▸ THE TASK:
Take down each entry exactly as written.
○ ○ ○ ○ ○
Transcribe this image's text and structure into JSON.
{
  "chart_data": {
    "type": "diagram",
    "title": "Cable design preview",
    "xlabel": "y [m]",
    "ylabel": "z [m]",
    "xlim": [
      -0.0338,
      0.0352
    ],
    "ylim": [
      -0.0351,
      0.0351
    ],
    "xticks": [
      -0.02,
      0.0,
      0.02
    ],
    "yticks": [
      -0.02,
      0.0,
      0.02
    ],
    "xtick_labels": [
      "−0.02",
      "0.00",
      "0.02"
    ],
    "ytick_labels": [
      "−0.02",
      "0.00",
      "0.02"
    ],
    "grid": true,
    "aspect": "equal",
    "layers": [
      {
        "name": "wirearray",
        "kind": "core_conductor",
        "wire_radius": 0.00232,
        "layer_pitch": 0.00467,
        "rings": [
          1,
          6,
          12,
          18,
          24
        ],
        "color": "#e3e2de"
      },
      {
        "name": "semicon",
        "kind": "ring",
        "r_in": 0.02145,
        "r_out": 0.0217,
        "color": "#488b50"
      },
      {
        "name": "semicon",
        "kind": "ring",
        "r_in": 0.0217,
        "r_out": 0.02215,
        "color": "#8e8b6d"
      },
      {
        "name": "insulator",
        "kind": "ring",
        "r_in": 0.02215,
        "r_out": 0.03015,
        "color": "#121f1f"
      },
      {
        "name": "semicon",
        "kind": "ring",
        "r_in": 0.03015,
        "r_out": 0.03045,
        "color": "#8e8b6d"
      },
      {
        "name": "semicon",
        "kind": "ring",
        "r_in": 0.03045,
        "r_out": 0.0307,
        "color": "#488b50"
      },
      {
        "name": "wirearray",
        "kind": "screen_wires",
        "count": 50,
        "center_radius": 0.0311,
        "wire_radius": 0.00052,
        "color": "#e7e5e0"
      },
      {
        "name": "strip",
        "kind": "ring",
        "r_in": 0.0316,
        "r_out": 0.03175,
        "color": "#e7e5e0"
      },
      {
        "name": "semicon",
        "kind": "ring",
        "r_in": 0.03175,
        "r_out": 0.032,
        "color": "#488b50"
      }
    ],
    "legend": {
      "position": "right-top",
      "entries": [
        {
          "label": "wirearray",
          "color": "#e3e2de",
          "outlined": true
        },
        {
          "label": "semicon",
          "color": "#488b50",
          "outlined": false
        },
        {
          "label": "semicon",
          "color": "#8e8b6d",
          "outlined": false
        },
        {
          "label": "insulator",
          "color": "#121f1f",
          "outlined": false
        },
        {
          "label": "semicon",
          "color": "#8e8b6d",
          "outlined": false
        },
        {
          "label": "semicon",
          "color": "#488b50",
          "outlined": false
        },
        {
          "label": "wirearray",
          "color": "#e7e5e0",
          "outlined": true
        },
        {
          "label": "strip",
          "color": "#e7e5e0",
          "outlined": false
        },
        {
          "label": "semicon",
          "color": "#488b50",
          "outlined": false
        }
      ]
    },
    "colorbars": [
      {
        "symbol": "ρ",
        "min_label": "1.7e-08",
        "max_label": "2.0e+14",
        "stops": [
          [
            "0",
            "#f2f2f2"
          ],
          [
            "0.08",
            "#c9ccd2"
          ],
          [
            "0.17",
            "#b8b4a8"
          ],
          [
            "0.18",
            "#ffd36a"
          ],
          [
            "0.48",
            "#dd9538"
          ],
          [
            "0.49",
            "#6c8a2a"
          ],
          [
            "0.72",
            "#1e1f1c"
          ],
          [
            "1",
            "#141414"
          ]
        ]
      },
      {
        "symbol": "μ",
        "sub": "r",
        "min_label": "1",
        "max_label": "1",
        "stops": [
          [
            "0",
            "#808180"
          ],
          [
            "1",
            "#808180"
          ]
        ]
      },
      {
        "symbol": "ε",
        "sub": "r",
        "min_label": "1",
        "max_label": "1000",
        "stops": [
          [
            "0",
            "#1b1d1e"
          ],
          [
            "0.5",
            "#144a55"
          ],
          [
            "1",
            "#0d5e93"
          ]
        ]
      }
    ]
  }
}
○ ○ ○ ○ ○
▸ SOLUTION FOR THIS TASK:
Transcribe this image's text and structure into JSON.
{
  "chart_data": {
    "type": "diagram",
    "title": "Cable design preview",
    "xlabel": "y [m]",
    "ylabel": "z [m]",
    "xlim": [
      -0.0338,
      0.0352
    ],
    "ylim": [
      -0.0351,
      0.0351
    ],
    "xticks": [
      -0.02,
      0.0,
      0.02
    ],
    "yticks": [
      -0.02,
      0.0,
      0.02
    ],
    "xtick_labels": [
      "−0.02",
      "0.00",
      "0.02"
    ],
    "ytick_labels": [
      "−0.02",
      "0.00",
      "0.02"
    ],
    "grid": true,
    "aspect": "equal",
    "layers": [
      {
        "name": "wirearray",
        "kind": "core_conductor",
        "wire_radius": 0.00232,
        "layer_pitch": 0.00467,
        "rings": [
          1,
          6,
          12,
          18,
          24
        ],
        "color": "#e3e2de"
      },
      {
        "name": "semicon",
        "kind": "ring",
        "r_in": 0.02145,
        "r_out": 0.0217,
        "color": "#488b50"
      },
      {
        "name": "semicon",
        "kind": "ring",
        "r_in": 0.0217,
        "r_out": 0.02215,
        "color": "#8e8b6d"
      },
      {
        "name": "insulator",
        "kind": "ring",
        "r_in": 0.02215,
        "r_out": 0.03015,
        "color": "#121f1f"
      },
      {
        "name": "semicon",
        "kind": "ring",
        "r_in": 0.03015,
        "r_out": 0.03045,
        "color": "#8e8b6d"
      },
      {
        "name": "semicon",
        "kind": "ring",
        "r_in": 0.03045,
        "r_out": 0.0307,
        "color": "#488b50"
      },
      {
        "name": "wirearray",
        "kind": "screen_wires",
        "count": 50,
        "center_radius": 0.0311,
        "wire_radius": 0.00052,
        "color": "#e7e5e0"
      },
      {
        "name": "strip",
        "kind": "ring",
        "r_in": 0.0316,
        "r_out": 0.03175,
        "color": "#e7e5e0"
      },
      {
        "name": "semicon",
        "kind": "ring",
        "r_in": 0.03175,
        "r_out": 0.032,
        "color": "#488b50"
      }
    ],
    "legend": {
      "position": "right-top",
      "entries": [
        {
          "label": "wirearray",
          "color": "#e3e2de",
          "outlined": true
        },
        {
          "label": "semicon",
          "color": "#488b50",
          "outlined": false
        },
        {
          "label": "semicon",
          "color": "#8e8b6d",
          "outlined": false
        },
        {
          "label": "insulator",
          "color": "#121f1f",
          "outlined": false
        },
        {
          "label": "semicon",
          "color": "#8e8b6d",
          "outlined": false
        },
        {
          "label": "semicon",
          "color": "#488b50",
          "outlined": false
        },
        {
          "label": "wirearray",
          "color": "#e7e5e0",
          "outlined": true
        },
        {
          "label": "strip",
          "color": "#e7e5e0",
          "outlined": false
        },
        {
          "label": "semicon",
          "color": "#488b50",
          "outlined": false
        }
      ]
    },
    "colorbars": [
      {
        "symbol": "ρ",
        "min_label": "1.7e-08",
        "max_label": "2.0e+14",
        "stops": [
          [
            "0",
            "#f2f2f2"
          ],
          [
            "0.08",
            "#c9ccd2"
          ],
          [
            "0.17",
            "#b8b4a8"
          ],
          [
            "0.18",
            "#ffd36a"
          ],
          [
            "0.48",
            "#dd9538"
          ],
          [
            "0.49",
            "#6c8a2a"
          ],
          [
            "0.72",
            "#1e1f1c"
          ],
          [
            "1",
            "#141414"
          ]
        ]
      },
      {
        "symbol": "μ",
        "sub": "r",
        "min_label": "1",
        "max_label": "1",
        "stops": [
          [
            "0",
            "#808180"
          ],
          [
            "1",
            "#808180"
          ]
        ]
      },
      {
        "symbol": "ε",
        "sub": "r",
        "min_label": "1",
        "max_label": "1000",
        "stops": [
          [
            "0",
            "#1b1d1e"
          ],
          [
            "0.5",
            "#144a55"
          ],
          [
            "1",
            "#0d5e93"
          ]
        ]
      }
    ]
  }
}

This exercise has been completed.